=== WORK TO BE COMPLETED ===
Take the material below and write it all out again exactly.

-- START DATA TO PROCESS --

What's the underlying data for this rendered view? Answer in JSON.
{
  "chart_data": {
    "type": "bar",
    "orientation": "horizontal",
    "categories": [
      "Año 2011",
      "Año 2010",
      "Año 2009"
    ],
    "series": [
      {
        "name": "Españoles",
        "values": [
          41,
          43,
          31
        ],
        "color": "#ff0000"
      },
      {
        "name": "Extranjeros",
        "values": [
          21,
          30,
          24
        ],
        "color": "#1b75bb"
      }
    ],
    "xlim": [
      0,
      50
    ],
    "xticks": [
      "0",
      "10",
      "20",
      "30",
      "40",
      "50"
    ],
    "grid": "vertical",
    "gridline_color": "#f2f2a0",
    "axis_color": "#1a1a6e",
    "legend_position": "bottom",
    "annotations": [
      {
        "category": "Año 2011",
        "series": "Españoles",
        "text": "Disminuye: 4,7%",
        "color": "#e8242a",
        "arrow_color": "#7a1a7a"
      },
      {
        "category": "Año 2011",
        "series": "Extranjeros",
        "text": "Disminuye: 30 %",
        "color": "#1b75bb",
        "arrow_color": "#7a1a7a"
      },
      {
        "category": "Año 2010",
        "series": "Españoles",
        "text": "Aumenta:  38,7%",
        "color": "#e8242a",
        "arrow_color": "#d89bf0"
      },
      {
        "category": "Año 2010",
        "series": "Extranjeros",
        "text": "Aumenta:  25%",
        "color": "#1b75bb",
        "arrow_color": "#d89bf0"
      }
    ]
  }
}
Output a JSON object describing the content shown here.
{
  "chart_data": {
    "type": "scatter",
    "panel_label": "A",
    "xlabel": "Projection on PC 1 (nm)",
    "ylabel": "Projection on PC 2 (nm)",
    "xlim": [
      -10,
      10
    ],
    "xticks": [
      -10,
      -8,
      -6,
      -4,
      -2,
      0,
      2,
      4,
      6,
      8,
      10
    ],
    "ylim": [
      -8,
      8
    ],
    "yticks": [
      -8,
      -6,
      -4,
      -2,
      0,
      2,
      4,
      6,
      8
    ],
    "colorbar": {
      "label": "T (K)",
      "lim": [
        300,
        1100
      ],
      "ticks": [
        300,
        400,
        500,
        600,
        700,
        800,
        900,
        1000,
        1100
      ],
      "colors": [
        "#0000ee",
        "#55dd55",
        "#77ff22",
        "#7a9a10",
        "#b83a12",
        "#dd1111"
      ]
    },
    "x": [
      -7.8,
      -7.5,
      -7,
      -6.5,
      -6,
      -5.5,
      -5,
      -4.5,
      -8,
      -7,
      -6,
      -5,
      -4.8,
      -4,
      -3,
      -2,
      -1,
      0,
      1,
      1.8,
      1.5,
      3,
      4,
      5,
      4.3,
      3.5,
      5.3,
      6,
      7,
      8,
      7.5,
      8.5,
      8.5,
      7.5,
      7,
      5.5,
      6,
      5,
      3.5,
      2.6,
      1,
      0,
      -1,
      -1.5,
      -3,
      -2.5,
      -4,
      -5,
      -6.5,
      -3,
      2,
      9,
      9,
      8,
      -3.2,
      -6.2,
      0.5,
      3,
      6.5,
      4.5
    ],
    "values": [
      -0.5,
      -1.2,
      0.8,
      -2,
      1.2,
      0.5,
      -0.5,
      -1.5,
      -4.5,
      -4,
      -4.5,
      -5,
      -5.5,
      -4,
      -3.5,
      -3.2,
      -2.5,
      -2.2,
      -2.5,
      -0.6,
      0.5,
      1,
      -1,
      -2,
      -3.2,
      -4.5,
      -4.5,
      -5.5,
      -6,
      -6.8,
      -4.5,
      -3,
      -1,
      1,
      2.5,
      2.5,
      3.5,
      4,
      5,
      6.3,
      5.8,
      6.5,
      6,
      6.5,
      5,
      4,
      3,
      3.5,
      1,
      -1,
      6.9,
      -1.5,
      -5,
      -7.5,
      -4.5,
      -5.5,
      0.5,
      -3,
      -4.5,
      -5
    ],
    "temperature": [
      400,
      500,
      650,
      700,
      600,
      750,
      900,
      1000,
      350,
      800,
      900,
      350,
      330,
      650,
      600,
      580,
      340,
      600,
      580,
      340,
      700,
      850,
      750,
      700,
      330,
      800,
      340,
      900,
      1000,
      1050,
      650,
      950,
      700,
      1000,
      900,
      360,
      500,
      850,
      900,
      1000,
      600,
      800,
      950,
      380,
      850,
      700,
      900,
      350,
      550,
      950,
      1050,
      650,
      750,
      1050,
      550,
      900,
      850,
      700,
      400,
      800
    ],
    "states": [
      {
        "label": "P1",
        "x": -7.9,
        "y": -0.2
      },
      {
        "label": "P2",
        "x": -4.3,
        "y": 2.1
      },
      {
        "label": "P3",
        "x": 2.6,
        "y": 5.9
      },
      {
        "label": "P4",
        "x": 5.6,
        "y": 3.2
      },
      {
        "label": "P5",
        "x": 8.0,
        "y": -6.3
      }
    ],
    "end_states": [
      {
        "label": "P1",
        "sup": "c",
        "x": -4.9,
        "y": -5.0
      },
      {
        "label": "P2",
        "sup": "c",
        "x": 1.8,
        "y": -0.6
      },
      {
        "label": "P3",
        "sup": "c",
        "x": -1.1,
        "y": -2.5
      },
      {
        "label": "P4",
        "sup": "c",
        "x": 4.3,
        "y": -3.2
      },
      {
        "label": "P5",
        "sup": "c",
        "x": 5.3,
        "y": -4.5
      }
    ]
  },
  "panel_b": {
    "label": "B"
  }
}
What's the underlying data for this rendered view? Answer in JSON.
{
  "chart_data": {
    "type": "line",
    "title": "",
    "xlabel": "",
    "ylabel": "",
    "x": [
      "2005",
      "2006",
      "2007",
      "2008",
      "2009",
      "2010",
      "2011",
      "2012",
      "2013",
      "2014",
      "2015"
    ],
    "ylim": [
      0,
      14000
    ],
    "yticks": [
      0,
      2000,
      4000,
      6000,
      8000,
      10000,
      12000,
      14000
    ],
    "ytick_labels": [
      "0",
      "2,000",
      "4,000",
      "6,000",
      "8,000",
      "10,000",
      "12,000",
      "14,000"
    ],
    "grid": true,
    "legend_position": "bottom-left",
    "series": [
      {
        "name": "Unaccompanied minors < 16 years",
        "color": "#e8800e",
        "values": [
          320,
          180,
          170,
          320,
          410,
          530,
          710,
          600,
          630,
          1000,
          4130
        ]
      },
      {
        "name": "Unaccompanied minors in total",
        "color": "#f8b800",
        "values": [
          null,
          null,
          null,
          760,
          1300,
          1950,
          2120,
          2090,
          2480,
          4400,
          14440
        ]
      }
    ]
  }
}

-- END DATA TO PROCESS --

=== SOLVED EXERCISE ===
What's the underlying data for this rendered view? Answer in JSON.
{
  "chart_data": {
    "type": "bar",
    "orientation": "horizontal",
    "categories": [
      "Año 2011",
      "Año 2010",
      "Año 2009"
    ],
    "series": [
      {
        "name": "Españoles",
        "values": [
          41,
          43,
          31
        ],
        "color": "#ff0000"
      },
      {
        "name": "Extranjeros",
        "values": [
          21,
          30,
          24
        ],
        "color": "#1b75bb"
      }
    ],
    "xlim": [
      0,
      50
    ],
    "xticks": [
      "0",
      "10",
      "20",
      "30",
      "40",
      "50"
    ],
    "grid": "vertical",
    "gridline_color": "#f2f2a0",
    "axis_color": "#1a1a6e",
    "legend_position": "bottom",
    "annotations": [
      {
        "category": "Año 2011",
        "series": "Españoles",
        "text": "Disminuye: 4,7%",
        "color": "#e8242a",
        "arrow_color": "#7a1a7a"
      },
      {
        "category": "Año 2011",
        "series": "Extranjeros",
        "text": "Disminuye: 30 %",
        "color": "#1b75bb",
        "arrow_color": "#7a1a7a"
      },
      {
        "category": "Año 2010",
        "series": "Españoles",
        "text": "Aumenta:  38,7%",
        "color": "#e8242a",
        "arrow_color": "#d89bf0"
      },
      {
        "category": "Año 2010",
        "series": "Extranjeros",
        "text": "Aumenta:  25%",
        "color": "#1b75bb",
        "arrow_color": "#d89bf0"
      }
    ]
  }
}
Output a JSON object describing the content shown here.
{
  "chart_data": {
    "type": "scatter",
    "panel_label": "A",
    "xlabel": "Projection on PC 1 (nm)",
    "ylabel": "Projection on PC 2 (nm)",
    "xlim": [
      -10,
      10
    ],
    "xticks": [
      -10,
      -8,
      -6,
      -4,
      -2,
      0,
      2,
      4,
      6,
      8,
      10
    ],
    "ylim": [
      -8,
      8
    ],
    "yticks": [
      -8,
      -6,
      -4,
      -2,
      0,
      2,
      4,
      6,
      8
    ],
    "colorbar": {
      "label": "T (K)",
      "lim": [
        300,
        1100
      ],
      "ticks": [
        300,
        400,
        500,
        600,
        700,
        800,
        900,
        1000,
        1100
      ],
      "colors": [
        "#0000ee",
        "#55dd55",
        "#77ff22",
        "#7a9a10",
        "#b83a12",
        "#dd1111"
      ]
    },
    "x": [
      -7.8,
      -7.5,
      -7,
      -6.5,
      -6,
      -5.5,
      -5,
      -4.5,
      -8,
      -7,
      -6,
      -5,
      -4.8,
      -4,
      -3,
      -2,
      -1,
      0,
      1,
      1.8,
      1.5,
      3,
      4,
      5,
      4.3,
      3.5,
      5.3,
      6,
      7,
      8,
      7.5,
      8.5,
      8.5,
      7.5,
      7,
      5.5,
      6,
      5,
      3.5,
      2.6,
      1,
      0,
      -1,
      -1.5,
      -3,
      -2.5,
      -4,
      -5,
      -6.5,
      -3,
      2,
      9,
      9,
      8,
      -3.2,
      -6.2,
      0.5,
      3,
      6.5,
      4.5
    ],
    "values": [
      -0.5,
      -1.2,
      0.8,
      -2,
      1.2,
      0.5,
      -0.5,
      -1.5,
      -4.5,
      -4,
      -4.5,
      -5,
      -5.5,
      -4,
      -3.5,
      -3.2,
      -2.5,
      -2.2,
      -2.5,
      -0.6,
      0.5,
      1,
      -1,
      -2,
      -3.2,
      -4.5,
      -4.5,
      -5.5,
      -6,
      -6.8,
      -4.5,
      -3,
      -1,
      1,
      2.5,
      2.5,
      3.5,
      4,
      5,
      6.3,
      5.8,
      6.5,
      6,
      6.5,
      5,
      4,
      3,
      3.5,
      1,
      -1,
      6.9,
      -1.5,
      -5,
      -7.5,
      -4.5,
      -5.5,
      0.5,
      -3,
      -4.5,
      -5
    ],
    "temperature": [
      400,
      500,
      650,
      700,
      600,
      750,
      900,
      1000,
      350,
      800,
      900,
      350,
      330,
      650,
      600,
      580,
      340,
      600,
      580,
      340,
      700,
      850,
      750,
      700,
      330,
      800,
      340,
      900,
      1000,
      1050,
      650,
      950,
      700,
      1000,
      900,
      360,
      500,
      850,
      900,
      1000,
      600,
      800,
      950,
      380,
      850,
      700,
      900,
      350,
      550,
      950,
      1050,
      650,
      750,
      1050,
      550,
      900,
      850,
      700,
      400,
      800
    ],
    "states": [
      {
        "label": "P1",
        "x": -7.9,
        "y": -0.2
      },
      {
        "label": "P2",
        "x": -4.3,
        "y": 2.1
      },
      {
        "label": "P3",
        "x": 2.6,
        "y": 5.9
      },
      {
        "label": "P4",
        "x": 5.6,
        "y": 3.2
      },
      {
        "label": "P5",
        "x": 8.0,
        "y": -6.3
      }
    ],
    "end_states": [
      {
        "label": "P1",
        "sup": "c",
        "x": -4.9,
        "y": -5.0
      },
      {
        "label": "P2",
        "sup": "c",
        "x": 1.8,
        "y": -0.6
      },
      {
        "label": "P3",
        "sup": "c",
        "x": -1.1,
        "y": -2.5
      },
      {
        "label": "P4",
        "sup": "c",
        "x": 4.3,
        "y": -3.2
      },
      {
        "label": "P5",
        "sup": "c",
        "x": 5.3,
        "y": -4.5
      }
    ]
  },
  "panel_b": {
    "label": "B"
  }
}
What's the underlying data for this rendered view? Answer in JSON.
{
  "chart_data": {
    "type": "line",
    "title": "",
    "xlabel": "",
    "ylabel": "",
    "x": [
      "2005",
      "2006",
      "2007",
      "2008",
      "2009",
      "2010",
      "2011",
      "2012",
      "2013",
      "2014",
      "2015"
    ],
    "ylim": [
      0,
      14000
    ],
    "yticks": [
      0,
      2000,
      4000,
      6000,
      8000,
      10000,
      12000,
      14000
    ],
    "ytick_labels": [
      "0",
      "2,000",
      "4,000",
      "6,000",
      "8,000",
      "10,000",
      "12,000",
      "14,000"
    ],
    "grid": true,
    "legend_position": "bottom-left",
    "series": [
      {
        "name": "Unaccompanied minors < 16 years",
        "color": "#e8800e",
        "values": [
          320,
          180,
          170,
          320,
          410,
          530,
          710,
          600,
          630,
          1000,
          4130
        ]
      },
      {
        "name": "Unaccompanied minors in total",
        "color": "#f8b800",
        "values": [
          null,
          null,
          null,
          760,
          1300,
          1950,
          2120,
          2090,
          2480,
          4400,
          14440
        ]
      }
    ]
  }
}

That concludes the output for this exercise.